* _EXERCISE DETAILS_
Give the number of lines that include the word "this", and nothing else.

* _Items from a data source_
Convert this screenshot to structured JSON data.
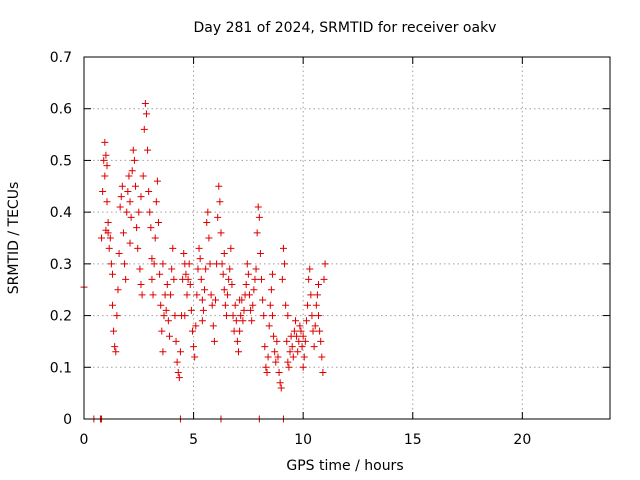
{
  "chart_data": {
    "type": "scatter",
    "title": "Day 281 of 2024, SRMTID for receiver oakv",
    "xlabel": "GPS time / hours",
    "ylabel": "SRMTID / TECUs",
    "xlim": [
      0,
      24
    ],
    "ylim": [
      0,
      0.7
    ],
    "xticks": [
      0,
      5,
      10,
      15,
      20
    ],
    "xtick_labels": [
      "0",
      "5",
      "10",
      "15",
      "20"
    ],
    "yticks": [
      0,
      0.1,
      0.2,
      0.3,
      0.4,
      0.5,
      0.6,
      0.7
    ],
    "ytick_labels": [
      "0",
      "0.1",
      "0.2",
      "0.3",
      "0.4",
      "0.5",
      "0.6",
      "0.7"
    ],
    "grid": true,
    "marker": "+",
    "color": "#dd0000",
    "series": [
      {
        "name": "SRMTID",
        "points": [
          [
            0.0,
            0.255
          ],
          [
            0.45,
            0.0
          ],
          [
            0.75,
            0.0
          ],
          [
            0.8,
            0.0
          ],
          [
            0.8,
            0.35
          ],
          [
            0.85,
            0.44
          ],
          [
            0.9,
            0.5
          ],
          [
            0.95,
            0.47
          ],
          [
            1.0,
            0.365
          ],
          [
            1.05,
            0.42
          ],
          [
            1.1,
            0.36
          ],
          [
            1.15,
            0.33
          ],
          [
            0.95,
            0.535
          ],
          [
            1.0,
            0.51
          ],
          [
            1.05,
            0.49
          ],
          [
            1.1,
            0.38
          ],
          [
            1.2,
            0.35
          ],
          [
            1.25,
            0.3
          ],
          [
            1.3,
            0.28
          ],
          [
            1.35,
            0.17
          ],
          [
            1.4,
            0.14
          ],
          [
            1.45,
            0.13
          ],
          [
            1.5,
            0.2
          ],
          [
            1.55,
            0.25
          ],
          [
            1.6,
            0.32
          ],
          [
            1.65,
            0.41
          ],
          [
            1.7,
            0.43
          ],
          [
            1.75,
            0.45
          ],
          [
            1.8,
            0.36
          ],
          [
            1.85,
            0.3
          ],
          [
            1.9,
            0.27
          ],
          [
            1.95,
            0.4
          ],
          [
            2.0,
            0.44
          ],
          [
            2.05,
            0.47
          ],
          [
            2.1,
            0.42
          ],
          [
            2.15,
            0.39
          ],
          [
            2.2,
            0.48
          ],
          [
            2.25,
            0.52
          ],
          [
            2.3,
            0.5
          ],
          [
            2.35,
            0.45
          ],
          [
            2.4,
            0.37
          ],
          [
            2.45,
            0.33
          ],
          [
            2.5,
            0.4
          ],
          [
            2.55,
            0.29
          ],
          [
            2.6,
            0.26
          ],
          [
            2.65,
            0.24
          ],
          [
            2.7,
            0.47
          ],
          [
            2.75,
            0.56
          ],
          [
            2.8,
            0.61
          ],
          [
            2.85,
            0.59
          ],
          [
            2.9,
            0.52
          ],
          [
            2.95,
            0.44
          ],
          [
            3.0,
            0.4
          ],
          [
            3.05,
            0.37
          ],
          [
            3.1,
            0.31
          ],
          [
            3.15,
            0.24
          ],
          [
            3.2,
            0.3
          ],
          [
            3.25,
            0.35
          ],
          [
            3.3,
            0.42
          ],
          [
            3.35,
            0.46
          ],
          [
            3.4,
            0.38
          ],
          [
            3.45,
            0.28
          ],
          [
            3.5,
            0.22
          ],
          [
            3.55,
            0.17
          ],
          [
            3.6,
            0.13
          ],
          [
            3.65,
            0.2
          ],
          [
            3.7,
            0.24
          ],
          [
            3.75,
            0.21
          ],
          [
            3.8,
            0.26
          ],
          [
            3.85,
            0.19
          ],
          [
            3.9,
            0.16
          ],
          [
            3.95,
            0.24
          ],
          [
            4.0,
            0.29
          ],
          [
            4.05,
            0.33
          ],
          [
            4.1,
            0.27
          ],
          [
            4.15,
            0.2
          ],
          [
            4.2,
            0.15
          ],
          [
            4.25,
            0.11
          ],
          [
            4.3,
            0.09
          ],
          [
            4.35,
            0.08
          ],
          [
            4.4,
            0.13
          ],
          [
            4.45,
            0.2
          ],
          [
            4.5,
            0.27
          ],
          [
            4.55,
            0.32
          ],
          [
            4.6,
            0.3
          ],
          [
            4.65,
            0.28
          ],
          [
            4.7,
            0.24
          ],
          [
            4.75,
            0.27
          ],
          [
            4.8,
            0.3
          ],
          [
            4.85,
            0.26
          ],
          [
            4.9,
            0.21
          ],
          [
            4.95,
            0.17
          ],
          [
            5.0,
            0.14
          ],
          [
            5.05,
            0.12
          ],
          [
            5.1,
            0.18
          ],
          [
            5.15,
            0.24
          ],
          [
            5.2,
            0.29
          ],
          [
            5.25,
            0.33
          ],
          [
            5.3,
            0.31
          ],
          [
            5.35,
            0.27
          ],
          [
            5.4,
            0.23
          ],
          [
            5.45,
            0.21
          ],
          [
            5.5,
            0.25
          ],
          [
            5.55,
            0.29
          ],
          [
            5.6,
            0.38
          ],
          [
            5.65,
            0.4
          ],
          [
            5.7,
            0.35
          ],
          [
            5.75,
            0.3
          ],
          [
            5.8,
            0.24
          ],
          [
            5.85,
            0.22
          ],
          [
            5.9,
            0.18
          ],
          [
            5.95,
            0.15
          ],
          [
            6.0,
            0.23
          ],
          [
            6.05,
            0.3
          ],
          [
            6.1,
            0.39
          ],
          [
            6.15,
            0.45
          ],
          [
            6.2,
            0.42
          ],
          [
            6.25,
            0.36
          ],
          [
            6.3,
            0.3
          ],
          [
            6.35,
            0.28
          ],
          [
            6.4,
            0.25
          ],
          [
            6.45,
            0.22
          ],
          [
            6.5,
            0.2
          ],
          [
            6.55,
            0.24
          ],
          [
            6.6,
            0.27
          ],
          [
            6.65,
            0.29
          ],
          [
            6.7,
            0.33
          ],
          [
            6.75,
            0.26
          ],
          [
            6.8,
            0.2
          ],
          [
            6.85,
            0.17
          ],
          [
            6.9,
            0.22
          ],
          [
            6.95,
            0.19
          ],
          [
            7.0,
            0.15
          ],
          [
            7.05,
            0.13
          ],
          [
            7.1,
            0.17
          ],
          [
            7.15,
            0.2
          ],
          [
            7.2,
            0.23
          ],
          [
            7.25,
            0.19
          ],
          [
            7.3,
            0.21
          ],
          [
            7.35,
            0.24
          ],
          [
            7.4,
            0.26
          ],
          [
            7.45,
            0.3
          ],
          [
            7.5,
            0.28
          ],
          [
            7.55,
            0.24
          ],
          [
            7.6,
            0.21
          ],
          [
            7.65,
            0.19
          ],
          [
            7.7,
            0.22
          ],
          [
            7.75,
            0.25
          ],
          [
            7.8,
            0.27
          ],
          [
            7.85,
            0.29
          ],
          [
            7.9,
            0.36
          ],
          [
            7.95,
            0.41
          ],
          [
            8.0,
            0.39
          ],
          [
            8.05,
            0.32
          ],
          [
            8.1,
            0.27
          ],
          [
            8.15,
            0.23
          ],
          [
            8.2,
            0.2
          ],
          [
            8.25,
            0.14
          ],
          [
            8.3,
            0.1
          ],
          [
            8.35,
            0.09
          ],
          [
            8.4,
            0.12
          ],
          [
            8.45,
            0.18
          ],
          [
            8.5,
            0.22
          ],
          [
            8.55,
            0.25
          ],
          [
            8.6,
            0.2
          ],
          [
            8.65,
            0.16
          ],
          [
            8.7,
            0.13
          ],
          [
            8.75,
            0.11
          ],
          [
            8.8,
            0.15
          ],
          [
            8.85,
            0.12
          ],
          [
            8.9,
            0.09
          ],
          [
            8.95,
            0.07
          ],
          [
            9.0,
            0.06
          ],
          [
            9.05,
            0.27
          ],
          [
            9.1,
            0.33
          ],
          [
            9.15,
            0.3
          ],
          [
            9.2,
            0.22
          ],
          [
            9.25,
            0.15
          ],
          [
            9.3,
            0.11
          ],
          [
            9.35,
            0.1
          ],
          [
            9.4,
            0.13
          ],
          [
            9.45,
            0.16
          ],
          [
            9.5,
            0.14
          ],
          [
            9.55,
            0.12
          ],
          [
            9.6,
            0.17
          ],
          [
            9.65,
            0.19
          ],
          [
            9.7,
            0.16
          ],
          [
            9.75,
            0.13
          ],
          [
            9.8,
            0.15
          ],
          [
            9.85,
            0.18
          ],
          [
            9.9,
            0.17
          ],
          [
            9.95,
            0.14
          ],
          [
            10.0,
            0.16
          ],
          [
            10.05,
            0.12
          ],
          [
            10.1,
            0.15
          ],
          [
            10.15,
            0.19
          ],
          [
            10.2,
            0.22
          ],
          [
            10.25,
            0.27
          ],
          [
            10.3,
            0.29
          ],
          [
            10.35,
            0.24
          ],
          [
            10.4,
            0.2
          ],
          [
            10.45,
            0.17
          ],
          [
            10.5,
            0.14
          ],
          [
            10.55,
            0.18
          ],
          [
            10.6,
            0.22
          ],
          [
            10.65,
            0.24
          ],
          [
            10.7,
            0.2
          ],
          [
            10.75,
            0.17
          ],
          [
            10.8,
            0.15
          ],
          [
            10.85,
            0.12
          ],
          [
            10.9,
            0.09
          ],
          [
            10.95,
            0.27
          ],
          [
            11.0,
            0.3
          ],
          [
            1.3,
            0.22
          ],
          [
            2.1,
            0.34
          ],
          [
            2.6,
            0.43
          ],
          [
            3.1,
            0.27
          ],
          [
            3.6,
            0.3
          ],
          [
            4.6,
            0.2
          ],
          [
            5.4,
            0.19
          ],
          [
            6.4,
            0.32
          ],
          [
            7.1,
            0.23
          ],
          [
            8.6,
            0.28
          ],
          [
            9.3,
            0.2
          ],
          [
            10.0,
            0.1
          ],
          [
            10.7,
            0.26
          ],
          [
            4.4,
            0.0
          ],
          [
            6.25,
            0.0
          ],
          [
            8.0,
            0.0
          ],
          [
            9.1,
            0.0
          ]
        ]
      }
    ]
  }
}
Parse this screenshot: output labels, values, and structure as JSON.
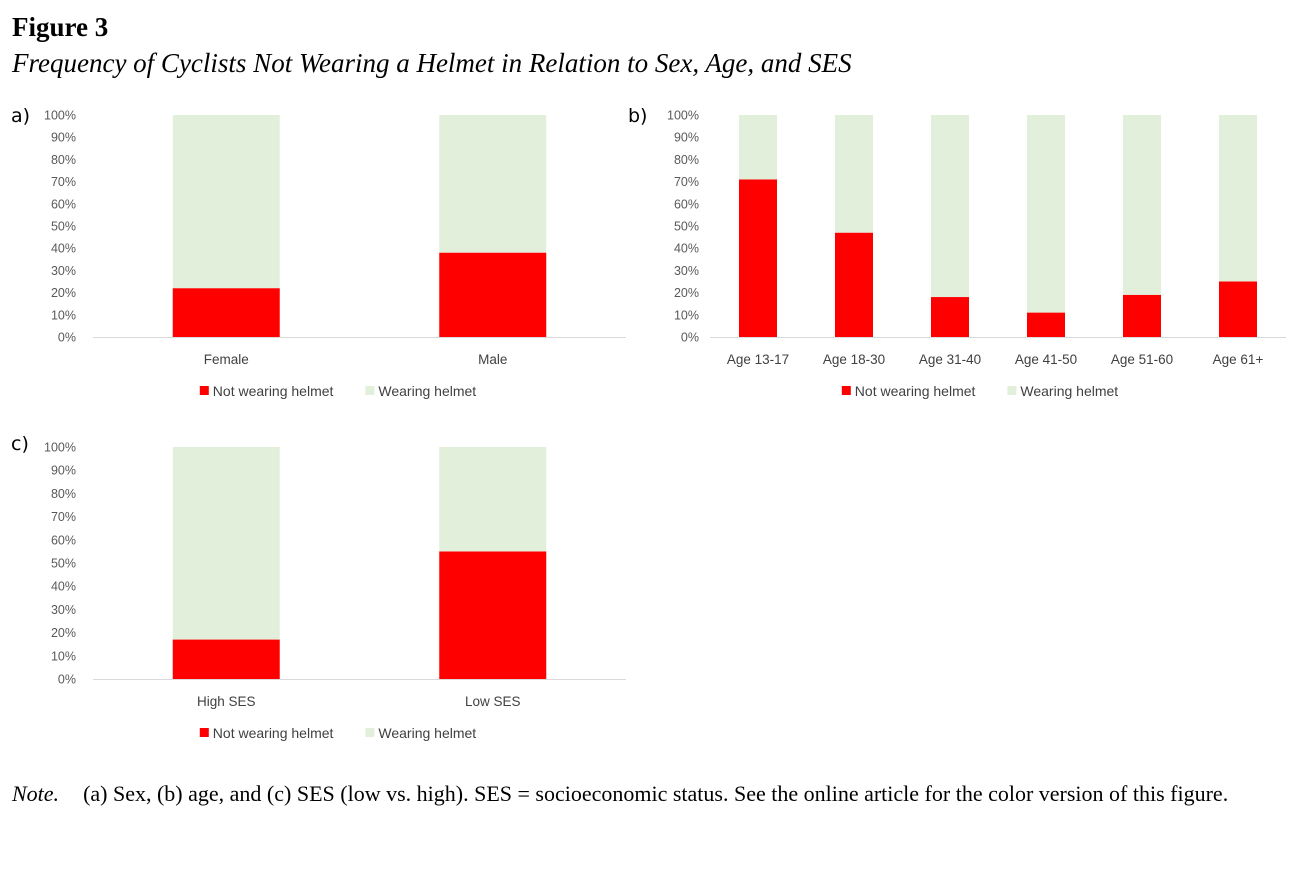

* _IN RESPONSE_
2